§ **The request**
Go through the listing and set it down exactly, leaving out its pictures.

Data tied to figure images:

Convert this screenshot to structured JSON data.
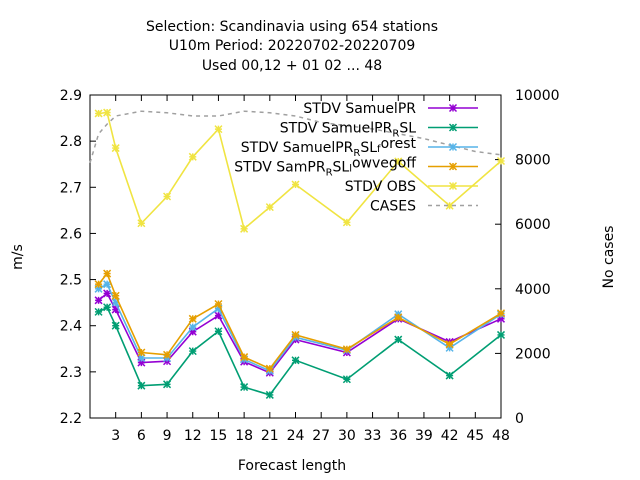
{
  "title_lines": [
    "Selection: Scandinavia using   654 stations",
    "U10m   Period: 20220702-20220709",
    "Used  00,12  + 01 02 ... 48"
  ],
  "chart_data": {
    "type": "line",
    "xlabel": "Forecast length",
    "ylabel": "m/s",
    "y2label": "No cases",
    "xlim": [
      0,
      48
    ],
    "ylim": [
      2.2,
      2.9
    ],
    "y2lim": [
      0,
      10000
    ],
    "xticks": [
      "3",
      "6",
      "9",
      "12",
      "15",
      "18",
      "21",
      "24",
      "27",
      "30",
      "33",
      "36",
      "39",
      "42",
      "45",
      "48"
    ],
    "yticks": [
      "2.2",
      "2.3",
      "2.4",
      "2.5",
      "2.6",
      "2.7",
      "2.8",
      "2.9"
    ],
    "y2ticks": [
      "0",
      "2000",
      "4000",
      "6000",
      "8000",
      "10000"
    ],
    "x": [
      1,
      2,
      3,
      6,
      9,
      12,
      15,
      18,
      21,
      24,
      30,
      36,
      42,
      48
    ],
    "series": [
      {
        "name": "STDV SamuelPR",
        "color": "#9400d3",
        "marker": "x",
        "values": [
          2.455,
          2.47,
          2.435,
          2.32,
          2.323,
          2.387,
          2.422,
          2.322,
          2.298,
          2.37,
          2.342,
          2.415,
          2.365,
          2.415
        ]
      },
      {
        "name": "STDV SamuelPR_RSL",
        "color": "#009e73",
        "marker": "x",
        "values": [
          2.43,
          2.44,
          2.4,
          2.27,
          2.273,
          2.345,
          2.388,
          2.267,
          2.25,
          2.325,
          2.284,
          2.37,
          2.292,
          2.38
        ]
      },
      {
        "name": "STDV SamuelPR_RSL_forest",
        "color": "#56b4e9",
        "marker": "x",
        "values": [
          2.48,
          2.49,
          2.45,
          2.33,
          2.33,
          2.397,
          2.437,
          2.327,
          2.302,
          2.375,
          2.347,
          2.425,
          2.352,
          2.425
        ]
      },
      {
        "name": "STDV SamPR_RSL_lowvegoff",
        "color": "#e69f00",
        "marker": "x",
        "values": [
          2.49,
          2.513,
          2.465,
          2.342,
          2.337,
          2.415,
          2.447,
          2.332,
          2.307,
          2.38,
          2.349,
          2.418,
          2.36,
          2.427
        ]
      },
      {
        "name": "STDV OBS",
        "color": "#f0e442",
        "marker": "x",
        "values": [
          2.86,
          2.862,
          2.785,
          2.622,
          2.68,
          2.766,
          2.826,
          2.61,
          2.657,
          2.706,
          2.624,
          2.756,
          2.66,
          2.757
        ]
      },
      {
        "name": "CASES",
        "color": "#a0a0a0",
        "marker": "none",
        "dashed": true,
        "axis": "y2",
        "x": [
          0,
          1,
          2,
          3,
          6,
          9,
          12,
          15,
          18,
          21,
          24,
          27,
          30,
          33,
          36,
          39,
          42,
          45,
          48
        ],
        "values": [
          7900,
          8800,
          9100,
          9350,
          9500,
          9450,
          9350,
          9350,
          9500,
          9450,
          9350,
          9150,
          9050,
          8950,
          8800,
          8650,
          8450,
          8250,
          8150
        ]
      }
    ],
    "legend": {
      "placement": "top-right",
      "entries": [
        {
          "label": "STDV SamuelPR",
          "color": "#9400d3",
          "marker": "x"
        },
        {
          "label": "STDV SamuelPR_RSL",
          "color": "#009e73",
          "marker": "x"
        },
        {
          "label": "STDV SamuelPR_RSL_forest",
          "color": "#56b4e9",
          "marker": "x"
        },
        {
          "label": "STDV SamPR_RSL_lowvegoff",
          "color": "#e69f00",
          "marker": "x"
        },
        {
          "label": "STDV OBS",
          "color": "#f0e442",
          "marker": "x"
        },
        {
          "label": "CASES",
          "color": "#a0a0a0",
          "marker": "none",
          "dashed": true
        }
      ]
    },
    "grid": false
  }
}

§ **Exercise answer**
Convert this screenshot to structured JSON data.
{
  "title_lines": [
    "Selection: Scandinavia using   654 stations",
    "U10m   Period: 20220702-20220709",
    "Used  00,12  + 01 02 ... 48"
  ],
  "chart_data": {
    "type": "line",
    "xlabel": "Forecast length",
    "ylabel": "m/s",
    "y2label": "No cases",
    "xlim": [
      0,
      48
    ],
    "ylim": [
      2.2,
      2.9
    ],
    "y2lim": [
      0,
      10000
    ],
    "xticks": [
      "3",
      "6",
      "9",
      "12",
      "15",
      "18",
      "21",
      "24",
      "27",
      "30",
      "33",
      "36",
      "39",
      "42",
      "45",
      "48"
    ],
    "yticks": [
      "2.2",
      "2.3",
      "2.4",
      "2.5",
      "2.6",
      "2.7",
      "2.8",
      "2.9"
    ],
    "y2ticks": [
      "0",
      "2000",
      "4000",
      "6000",
      "8000",
      "10000"
    ],
    "x": [
      1,
      2,
      3,
      6,
      9,
      12,
      15,
      18,
      21,
      24,
      30,
      36,
      42,
      48
    ],
    "series": [
      {
        "name": "STDV SamuelPR",
        "color": "#9400d3",
        "marker": "x",
        "values": [
          2.455,
          2.47,
          2.435,
          2.32,
          2.323,
          2.387,
          2.422,
          2.322,
          2.298,
          2.37,
          2.342,
          2.415,
          2.365,
          2.415
        ]
      },
      {
        "name": "STDV SamuelPR_RSL",
        "color": "#009e73",
        "marker": "x",
        "values": [
          2.43,
          2.44,
          2.4,
          2.27,
          2.273,
          2.345,
          2.388,
          2.267,
          2.25,
          2.325,
          2.284,
          2.37,
          2.292,
          2.38
        ]
      },
      {
        "name": "STDV SamuelPR_RSL_forest",
        "color": "#56b4e9",
        "marker": "x",
        "values": [
          2.48,
          2.49,
          2.45,
          2.33,
          2.33,
          2.397,
          2.437,
          2.327,
          2.302,
          2.375,
          2.347,
          2.425,
          2.352,
          2.425
        ]
      },
      {
        "name": "STDV SamPR_RSL_lowvegoff",
        "color": "#e69f00",
        "marker": "x",
        "values": [
          2.49,
          2.513,
          2.465,
          2.342,
          2.337,
          2.415,
          2.447,
          2.332,
          2.307,
          2.38,
          2.349,
          2.418,
          2.36,
          2.427
        ]
      },
      {
        "name": "STDV OBS",
        "color": "#f0e442",
        "marker": "x",
        "values": [
          2.86,
          2.862,
          2.785,
          2.622,
          2.68,
          2.766,
          2.826,
          2.61,
          2.657,
          2.706,
          2.624,
          2.756,
          2.66,
          2.757
        ]
      },
      {
        "name": "CASES",
        "color": "#a0a0a0",
        "marker": "none",
        "dashed": true,
        "axis": "y2",
        "x": [
          0,
          1,
          2,
          3,
          6,
          9,
          12,
          15,
          18,
          21,
          24,
          27,
          30,
          33,
          36,
          39,
          42,
          45,
          48
        ],
        "values": [
          7900,
          8800,
          9100,
          9350,
          9500,
          9450,
          9350,
          9350,
          9500,
          9450,
          9350,
          9150,
          9050,
          8950,
          8800,
          8650,
          8450,
          8250,
          8150
        ]
      }
    ],
    "legend": {
      "placement": "top-right",
      "entries": [
        {
          "label": "STDV SamuelPR",
          "color": "#9400d3",
          "marker": "x"
        },
        {
          "label": "STDV SamuelPR_RSL",
          "color": "#009e73",
          "marker": "x"
        },
        {
          "label": "STDV SamuelPR_RSL_forest",
          "color": "#56b4e9",
          "marker": "x"
        },
        {
          "label": "STDV SamPR_RSL_lowvegoff",
          "color": "#e69f00",
          "marker": "x"
        },
        {
          "label": "STDV OBS",
          "color": "#f0e442",
          "marker": "x"
        },
        {
          "label": "CASES",
          "color": "#a0a0a0",
          "marker": "none",
          "dashed": true
        }
      ]
    },
    "grid": false
  }
}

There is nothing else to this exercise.